> **Exercise goal**:
Pictures stay out; everything else in the records below is copied exactly.

(Data records)
┄┄┄┄┄┄┄┄┄┄
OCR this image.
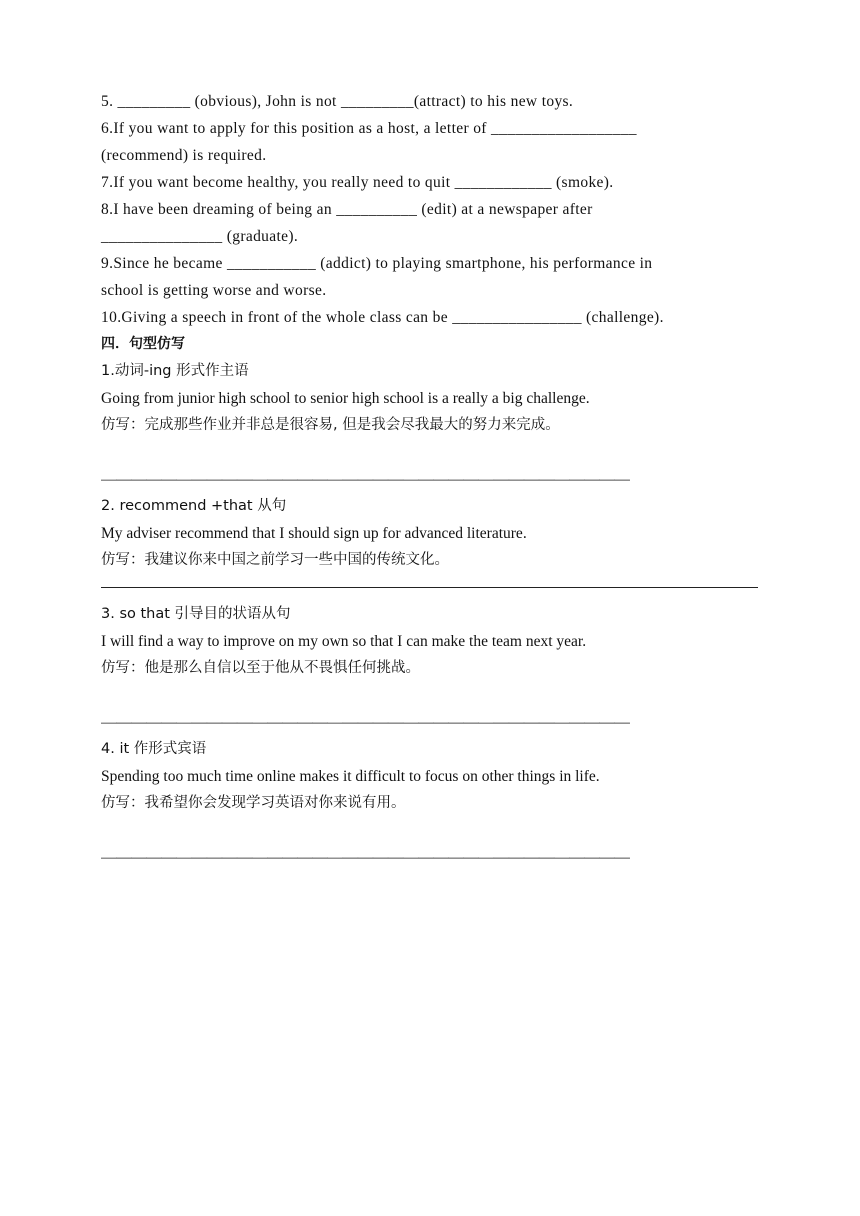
5. _________ (obvious), John is not _________(attract) to his new toys.
6.If you want to apply for this position as a host, a letter of __________________
(recommend) is required.
7.If you want become healthy, you really need to quit ____________ (smoke).
8.I have been dreaming of being an __________ (edit) at a newspaper after
_______________ (graduate).
9.Since he became ___________ (addict) to playing smartphone, his performance in
school is getting worse and worse.
10.Giving a speech in front of the whole class can be ________________ (challenge).
四．句型仿写
1.动词-ing 形式作主语
Going from junior high school to senior high school is a really a big challenge.
仿写：完成那些作业并非总是很容易, 但是我会尽我最大的努力来完成。
———————————————————————————————————
2. recommend +that 从句
My adviser recommend that I should sign up for advanced literature.
仿写：我建议你来中国之前学习一些中国的传统文化。
3. so that 引导目的状语从句
I will find a way to improve on my own so that I can make the team next year.
仿写：他是那么自信以至于他从不畏惧任何挑战。
———————————————————————————————————
4. it 作形式宾语
Spending too much time online makes it difficult to focus on other things in life.
仿写：我希望你会发现学习英语对你来说有用。
———————————————————————————————————
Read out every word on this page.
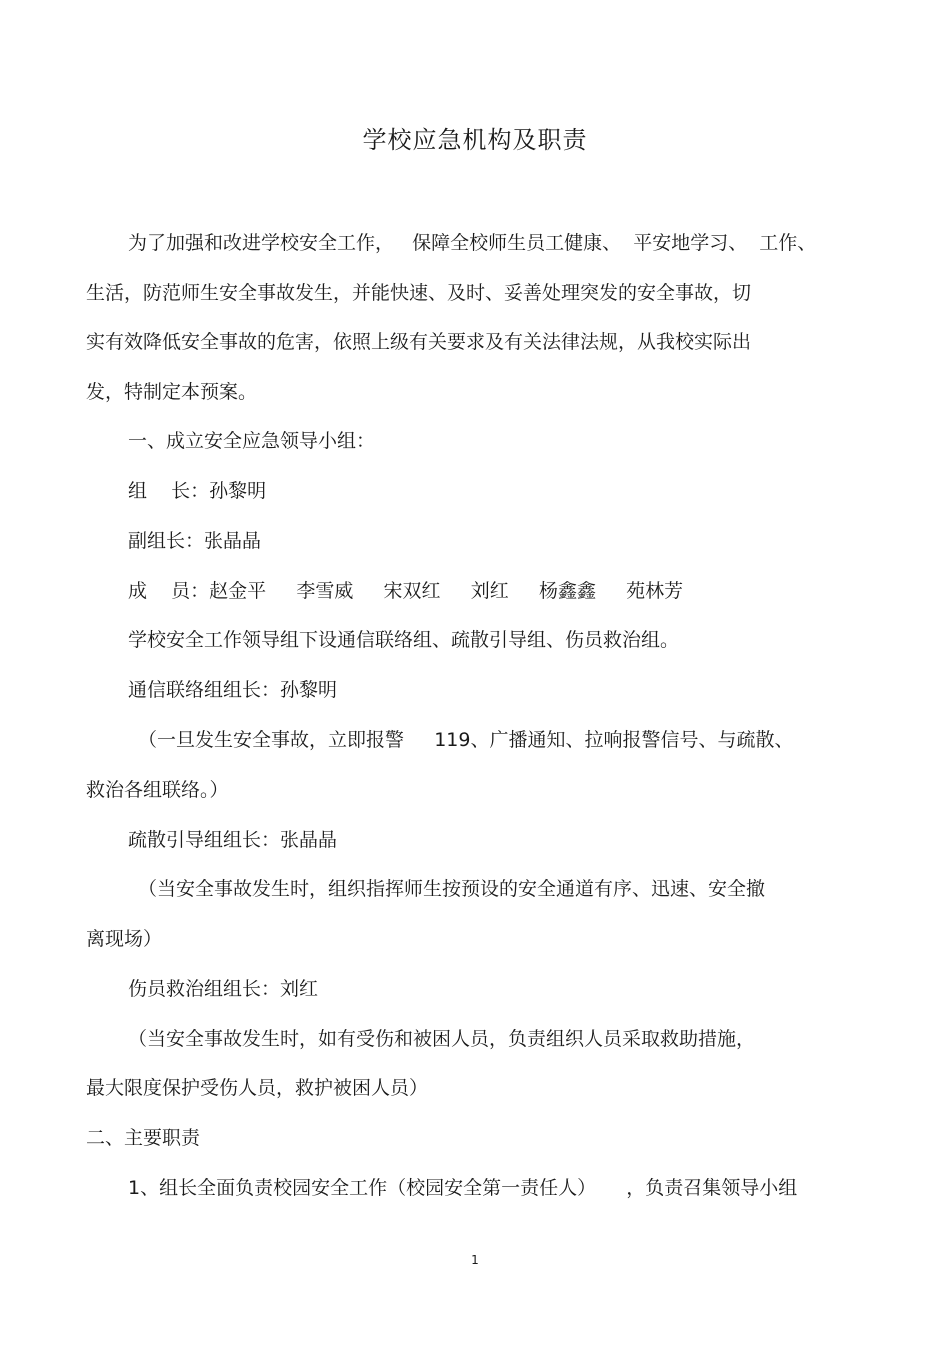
学校应急机构及职责
为了加强和改进学校安全工作，   保障全校师生员工健康、  平安地学习、  工作、
生活，防范师生安全事故发生，并能快速、及时、妥善处理突发的安全事故，切
实有效降低安全事故的危害，依照上级有关要求及有关法律法规，从我校实际出
发，特制定本预案。
一、成立安全应急领导小组：
组    长：孙黎明
副组长：张晶晶
成    员：赵金平     李雪威     宋双红     刘红     杨鑫鑫     苑林芳
学校安全工作领导组下设通信联络组、疏散引导组、伤员救治组。
通信联络组组长：孙黎明
（一旦发生安全事故，立即报警     119、广播通知、拉响报警信号、与疏散、
救治各组联络。）
疏散引导组组长：张晶晶
（当安全事故发生时，组织指挥师生按预设的安全通道有序、迅速、安全撤
离现场）
伤员救治组组长：刘红
（当安全事故发生时，如有受伤和被困人员，负责组织人员采取救助措施，
最大限度保护受伤人员，救护被困人员）
二、主要职责
1、组长全面负责校园安全工作（校园安全第一责任人）     ，负责召集领导小组
1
┄┄┄┄┄┄┄┄┄┄
> **Solution to this task**:
OCR this image.
5. _________ (obvious), John is not _________(attract) to his new toys.
6.If you want to apply for this position as a host, a letter of __________________
(recommend) is required.
7.If you want become healthy, you really need to quit ____________ (smoke).
8.I have been dreaming of being an __________ (edit) at a newspaper after
_______________ (graduate).
9.Since he became ___________ (addict) to playing smartphone, his performance in
school is getting worse and worse.
10.Giving a speech in front of the whole class can be ________________ (challenge).
四．句型仿写
1.动词-ing 形式作主语
Going from junior high school to senior high school is a really a big challenge.
仿写：完成那些作业并非总是很容易, 但是我会尽我最大的努力来完成。
———————————————————————————————————
2. recommend +that 从句
My adviser recommend that I should sign up for advanced literature.
仿写：我建议你来中国之前学习一些中国的传统文化。
3. so that 引导目的状语从句
I will find a way to improve on my own so that I can make the team next year.
仿写：他是那么自信以至于他从不畏惧任何挑战。
———————————————————————————————————
4. it 作形式宾语
Spending too much time online makes it difficult to focus on other things in life.
仿写：我希望你会发现学习英语对你来说有用。
———————————————————————————————————
Read out every word on this page.
学校应急机构及职责
为了加强和改进学校安全工作，   保障全校师生员工健康、  平安地学习、  工作、
生活，防范师生安全事故发生，并能快速、及时、妥善处理突发的安全事故，切
实有效降低安全事故的危害，依照上级有关要求及有关法律法规，从我校实际出
发，特制定本预案。
一、成立安全应急领导小组：
组    长：孙黎明
副组长：张晶晶
成    员：赵金平     李雪威     宋双红     刘红     杨鑫鑫     苑林芳
学校安全工作领导组下设通信联络组、疏散引导组、伤员救治组。
通信联络组组长：孙黎明
（一旦发生安全事故，立即报警     119、广播通知、拉响报警信号、与疏散、
救治各组联络。）
疏散引导组组长：张晶晶
（当安全事故发生时，组织指挥师生按预设的安全通道有序、迅速、安全撤
离现场）
伤员救治组组长：刘红
（当安全事故发生时，如有受伤和被困人员，负责组织人员采取救助措施，
最大限度保护受伤人员，救护被困人员）
二、主要职责
1、组长全面负责校园安全工作（校园安全第一责任人）     ，负责召集领导小组
1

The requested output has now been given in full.